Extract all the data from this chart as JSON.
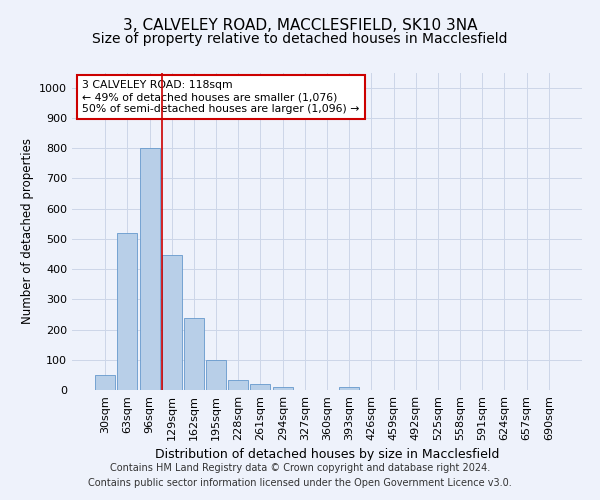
{
  "title": "3, CALVELEY ROAD, MACCLESFIELD, SK10 3NA",
  "subtitle": "Size of property relative to detached houses in Macclesfield",
  "xlabel": "Distribution of detached houses by size in Macclesfield",
  "ylabel": "Number of detached properties",
  "footer_line1": "Contains HM Land Registry data © Crown copyright and database right 2024.",
  "footer_line2": "Contains public sector information licensed under the Open Government Licence v3.0.",
  "bar_labels": [
    "30sqm",
    "63sqm",
    "96sqm",
    "129sqm",
    "162sqm",
    "195sqm",
    "228sqm",
    "261sqm",
    "294sqm",
    "327sqm",
    "360sqm",
    "393sqm",
    "426sqm",
    "459sqm",
    "492sqm",
    "525sqm",
    "558sqm",
    "591sqm",
    "624sqm",
    "657sqm",
    "690sqm"
  ],
  "bar_values": [
    50,
    520,
    800,
    445,
    238,
    98,
    33,
    20,
    10,
    0,
    0,
    10,
    0,
    0,
    0,
    0,
    0,
    0,
    0,
    0,
    0
  ],
  "bar_color": "#b8cfe8",
  "bar_edge_color": "#6699cc",
  "grid_color": "#ccd6e8",
  "vline_index": 2.57,
  "vline_color": "#cc0000",
  "annotation_text": "3 CALVELEY ROAD: 118sqm\n← 49% of detached houses are smaller (1,076)\n50% of semi-detached houses are larger (1,096) →",
  "ylim": [
    0,
    1050
  ],
  "yticks": [
    0,
    100,
    200,
    300,
    400,
    500,
    600,
    700,
    800,
    900,
    1000
  ],
  "background_color": "#eef2fb",
  "title_fontsize": 11,
  "subtitle_fontsize": 10,
  "xlabel_fontsize": 9,
  "ylabel_fontsize": 8.5,
  "tick_fontsize": 8,
  "footer_fontsize": 7
}
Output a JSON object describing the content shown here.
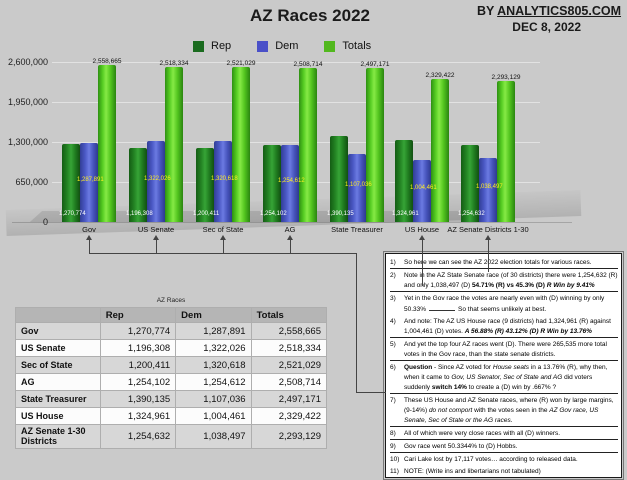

◇ ◇ ◇ ◇

Transcribe the records above exactly as they appear, leaving out any pictures.

## Task answer
Extract all the data from this chart as JSON.
{
  "title": "3, CALVELEY ROAD, MACCLESFIELD, SK10 3NA",
  "subtitle": "Size of property relative to detached houses in Macclesfield",
  "xlabel": "Distribution of detached houses by size in Macclesfield",
  "ylabel": "Number of detached properties",
  "footer_line1": "Contains HM Land Registry data © Crown copyright and database right 2024.",
  "footer_line2": "Contains public sector information licensed under the Open Government Licence v3.0.",
  "bar_labels": [
    "30sqm",
    "63sqm",
    "96sqm",
    "129sqm",
    "162sqm",
    "195sqm",
    "228sqm",
    "261sqm",
    "294sqm",
    "327sqm",
    "360sqm",
    "393sqm",
    "426sqm",
    "459sqm",
    "492sqm",
    "525sqm",
    "558sqm",
    "591sqm",
    "624sqm",
    "657sqm",
    "690sqm"
  ],
  "bar_values": [
    50,
    520,
    800,
    445,
    238,
    98,
    33,
    20,
    10,
    0,
    0,
    10,
    0,
    0,
    0,
    0,
    0,
    0,
    0,
    0,
    0
  ],
  "bar_color": "#b8cfe8",
  "bar_edge_color": "#6699cc",
  "grid_color": "#ccd6e8",
  "vline_index": 2.57,
  "vline_color": "#cc0000",
  "annotation_text": "3 CALVELEY ROAD: 118sqm\n← 49% of detached houses are smaller (1,076)\n50% of semi-detached houses are larger (1,096) →",
  "ylim": [
    0,
    1050
  ],
  "yticks": [
    0,
    100,
    200,
    300,
    400,
    500,
    600,
    700,
    800,
    900,
    1000
  ],
  "background_color": "#eef2fb",
  "title_fontsize": 11,
  "subtitle_fontsize": 10,
  "xlabel_fontsize": 9,
  "ylabel_fontsize": 8.5,
  "tick_fontsize": 8,
  "footer_fontsize": 7
}
Output a JSON object describing the content shown here.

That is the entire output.